------ Provided information ------
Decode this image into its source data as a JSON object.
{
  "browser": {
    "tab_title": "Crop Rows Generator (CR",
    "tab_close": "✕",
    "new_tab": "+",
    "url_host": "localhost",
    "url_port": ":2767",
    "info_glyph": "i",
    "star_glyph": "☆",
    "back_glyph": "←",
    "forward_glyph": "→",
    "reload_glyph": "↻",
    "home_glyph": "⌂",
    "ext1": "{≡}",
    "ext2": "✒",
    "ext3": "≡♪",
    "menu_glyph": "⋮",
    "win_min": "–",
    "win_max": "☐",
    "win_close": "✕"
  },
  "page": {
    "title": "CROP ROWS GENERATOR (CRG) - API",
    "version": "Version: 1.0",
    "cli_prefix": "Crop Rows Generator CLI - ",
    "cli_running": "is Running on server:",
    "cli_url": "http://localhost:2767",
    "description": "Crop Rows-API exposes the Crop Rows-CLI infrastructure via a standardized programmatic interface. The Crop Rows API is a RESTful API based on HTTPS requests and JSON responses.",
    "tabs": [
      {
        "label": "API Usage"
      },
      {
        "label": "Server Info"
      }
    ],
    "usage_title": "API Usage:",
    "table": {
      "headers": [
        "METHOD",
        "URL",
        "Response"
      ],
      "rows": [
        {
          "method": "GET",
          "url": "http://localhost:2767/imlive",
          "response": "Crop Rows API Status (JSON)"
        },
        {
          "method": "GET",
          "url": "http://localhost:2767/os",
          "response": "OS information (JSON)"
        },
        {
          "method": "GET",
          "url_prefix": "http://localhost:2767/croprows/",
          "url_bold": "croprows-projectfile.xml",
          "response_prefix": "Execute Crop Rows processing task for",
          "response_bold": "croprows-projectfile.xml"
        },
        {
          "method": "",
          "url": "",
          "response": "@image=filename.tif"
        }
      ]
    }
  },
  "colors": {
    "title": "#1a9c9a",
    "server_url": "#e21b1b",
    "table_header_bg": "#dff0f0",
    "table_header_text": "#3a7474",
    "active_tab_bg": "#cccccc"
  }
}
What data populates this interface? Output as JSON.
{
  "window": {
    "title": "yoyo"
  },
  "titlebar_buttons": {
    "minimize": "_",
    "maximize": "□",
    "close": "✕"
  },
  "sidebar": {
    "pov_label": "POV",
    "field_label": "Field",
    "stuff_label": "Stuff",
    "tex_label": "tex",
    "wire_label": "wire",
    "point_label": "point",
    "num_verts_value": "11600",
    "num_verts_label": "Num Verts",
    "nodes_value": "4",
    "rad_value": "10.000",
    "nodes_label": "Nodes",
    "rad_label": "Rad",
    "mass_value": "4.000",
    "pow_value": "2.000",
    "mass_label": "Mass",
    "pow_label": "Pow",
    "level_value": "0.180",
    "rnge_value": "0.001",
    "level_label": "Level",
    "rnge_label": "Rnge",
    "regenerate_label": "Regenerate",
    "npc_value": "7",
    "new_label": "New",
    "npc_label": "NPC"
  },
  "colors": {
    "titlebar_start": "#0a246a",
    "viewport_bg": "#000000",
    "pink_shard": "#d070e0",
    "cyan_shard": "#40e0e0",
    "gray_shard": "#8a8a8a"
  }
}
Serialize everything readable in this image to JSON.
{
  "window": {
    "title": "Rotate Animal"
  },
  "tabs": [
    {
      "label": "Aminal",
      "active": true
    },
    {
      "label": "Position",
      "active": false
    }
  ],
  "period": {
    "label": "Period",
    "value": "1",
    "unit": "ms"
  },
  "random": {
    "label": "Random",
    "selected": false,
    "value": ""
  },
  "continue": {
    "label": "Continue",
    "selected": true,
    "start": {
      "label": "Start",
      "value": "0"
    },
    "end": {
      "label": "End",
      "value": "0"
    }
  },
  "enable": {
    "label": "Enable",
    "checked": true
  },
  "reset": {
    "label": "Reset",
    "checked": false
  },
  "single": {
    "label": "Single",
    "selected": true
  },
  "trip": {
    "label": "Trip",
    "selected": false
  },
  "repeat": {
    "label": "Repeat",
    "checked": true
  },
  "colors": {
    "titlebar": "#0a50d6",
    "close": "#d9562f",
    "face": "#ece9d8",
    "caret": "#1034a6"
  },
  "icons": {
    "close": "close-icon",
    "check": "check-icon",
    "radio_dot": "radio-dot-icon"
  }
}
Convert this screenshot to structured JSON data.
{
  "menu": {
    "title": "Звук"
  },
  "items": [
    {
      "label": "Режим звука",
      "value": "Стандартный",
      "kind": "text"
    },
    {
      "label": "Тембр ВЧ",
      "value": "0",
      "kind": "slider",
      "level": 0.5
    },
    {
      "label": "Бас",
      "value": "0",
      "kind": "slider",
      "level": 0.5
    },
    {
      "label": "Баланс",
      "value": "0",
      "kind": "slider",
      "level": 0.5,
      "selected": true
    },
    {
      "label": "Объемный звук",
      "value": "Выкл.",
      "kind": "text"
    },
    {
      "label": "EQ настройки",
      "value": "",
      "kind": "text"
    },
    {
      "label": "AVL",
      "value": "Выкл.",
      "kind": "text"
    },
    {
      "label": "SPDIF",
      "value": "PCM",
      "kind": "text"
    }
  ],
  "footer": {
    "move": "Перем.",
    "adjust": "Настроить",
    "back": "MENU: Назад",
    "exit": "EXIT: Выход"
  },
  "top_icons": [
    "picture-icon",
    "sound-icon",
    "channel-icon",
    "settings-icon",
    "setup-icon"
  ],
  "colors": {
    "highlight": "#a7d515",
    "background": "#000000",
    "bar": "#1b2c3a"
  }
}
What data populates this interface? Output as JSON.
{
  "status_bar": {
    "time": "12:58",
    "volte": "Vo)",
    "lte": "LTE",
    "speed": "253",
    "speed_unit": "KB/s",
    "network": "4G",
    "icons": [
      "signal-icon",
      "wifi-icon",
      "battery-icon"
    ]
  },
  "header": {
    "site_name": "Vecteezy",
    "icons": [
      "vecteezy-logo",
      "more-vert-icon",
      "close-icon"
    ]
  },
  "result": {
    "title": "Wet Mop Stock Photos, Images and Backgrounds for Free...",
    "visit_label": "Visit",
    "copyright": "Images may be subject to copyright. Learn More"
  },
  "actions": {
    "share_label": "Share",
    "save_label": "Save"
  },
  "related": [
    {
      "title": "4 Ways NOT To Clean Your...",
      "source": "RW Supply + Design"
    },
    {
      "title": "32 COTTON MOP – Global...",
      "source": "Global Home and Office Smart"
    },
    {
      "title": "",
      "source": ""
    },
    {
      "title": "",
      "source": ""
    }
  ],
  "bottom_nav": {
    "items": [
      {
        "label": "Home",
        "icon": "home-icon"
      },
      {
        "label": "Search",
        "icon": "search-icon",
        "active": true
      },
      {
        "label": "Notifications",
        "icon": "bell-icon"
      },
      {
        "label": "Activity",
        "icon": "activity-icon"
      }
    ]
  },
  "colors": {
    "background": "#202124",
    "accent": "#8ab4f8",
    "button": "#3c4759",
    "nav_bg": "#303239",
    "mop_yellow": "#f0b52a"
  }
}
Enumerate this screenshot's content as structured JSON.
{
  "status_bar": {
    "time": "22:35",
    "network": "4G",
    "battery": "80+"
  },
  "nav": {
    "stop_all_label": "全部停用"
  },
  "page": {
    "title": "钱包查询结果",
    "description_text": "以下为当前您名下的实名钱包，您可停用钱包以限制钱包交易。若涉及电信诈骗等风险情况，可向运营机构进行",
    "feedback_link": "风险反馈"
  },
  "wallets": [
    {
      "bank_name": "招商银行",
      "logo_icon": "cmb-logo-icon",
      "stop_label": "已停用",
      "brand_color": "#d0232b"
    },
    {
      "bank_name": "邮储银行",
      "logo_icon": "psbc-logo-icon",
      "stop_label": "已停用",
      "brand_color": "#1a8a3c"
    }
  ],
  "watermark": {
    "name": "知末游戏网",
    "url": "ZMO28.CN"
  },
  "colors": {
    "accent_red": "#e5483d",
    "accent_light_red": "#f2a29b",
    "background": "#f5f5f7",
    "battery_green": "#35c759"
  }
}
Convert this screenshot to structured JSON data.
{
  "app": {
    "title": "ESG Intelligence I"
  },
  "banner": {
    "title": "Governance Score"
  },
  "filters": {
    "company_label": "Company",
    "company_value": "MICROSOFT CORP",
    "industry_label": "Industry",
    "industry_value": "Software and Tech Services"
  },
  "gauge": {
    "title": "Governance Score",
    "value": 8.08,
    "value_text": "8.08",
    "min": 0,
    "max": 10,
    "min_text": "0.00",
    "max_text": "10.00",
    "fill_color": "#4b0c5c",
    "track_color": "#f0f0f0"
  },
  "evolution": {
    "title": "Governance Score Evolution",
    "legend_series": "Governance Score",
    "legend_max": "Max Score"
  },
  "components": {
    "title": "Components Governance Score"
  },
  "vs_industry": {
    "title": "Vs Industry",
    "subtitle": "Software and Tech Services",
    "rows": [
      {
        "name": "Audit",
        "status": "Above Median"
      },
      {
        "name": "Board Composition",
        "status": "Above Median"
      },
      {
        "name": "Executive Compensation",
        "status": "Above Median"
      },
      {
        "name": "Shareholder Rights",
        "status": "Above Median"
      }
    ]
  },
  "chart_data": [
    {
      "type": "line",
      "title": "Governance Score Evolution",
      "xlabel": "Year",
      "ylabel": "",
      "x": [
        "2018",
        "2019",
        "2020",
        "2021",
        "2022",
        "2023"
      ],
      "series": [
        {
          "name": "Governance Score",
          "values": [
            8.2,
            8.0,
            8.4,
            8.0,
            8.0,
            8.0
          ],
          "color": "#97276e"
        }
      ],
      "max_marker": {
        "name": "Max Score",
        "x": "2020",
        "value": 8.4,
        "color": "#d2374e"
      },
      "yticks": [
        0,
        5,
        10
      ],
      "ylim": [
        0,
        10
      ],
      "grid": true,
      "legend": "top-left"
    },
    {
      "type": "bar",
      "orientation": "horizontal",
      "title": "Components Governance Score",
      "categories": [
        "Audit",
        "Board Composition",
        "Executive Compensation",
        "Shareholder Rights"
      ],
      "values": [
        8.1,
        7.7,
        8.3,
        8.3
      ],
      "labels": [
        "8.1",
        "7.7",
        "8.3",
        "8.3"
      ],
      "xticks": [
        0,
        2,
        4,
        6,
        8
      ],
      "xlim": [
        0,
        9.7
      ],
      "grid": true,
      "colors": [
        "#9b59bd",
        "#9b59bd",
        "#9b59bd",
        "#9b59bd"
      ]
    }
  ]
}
------
→ **Objective**
Tally the lines holding the string "projectfile" and give only the count.

→ **Written solution**
2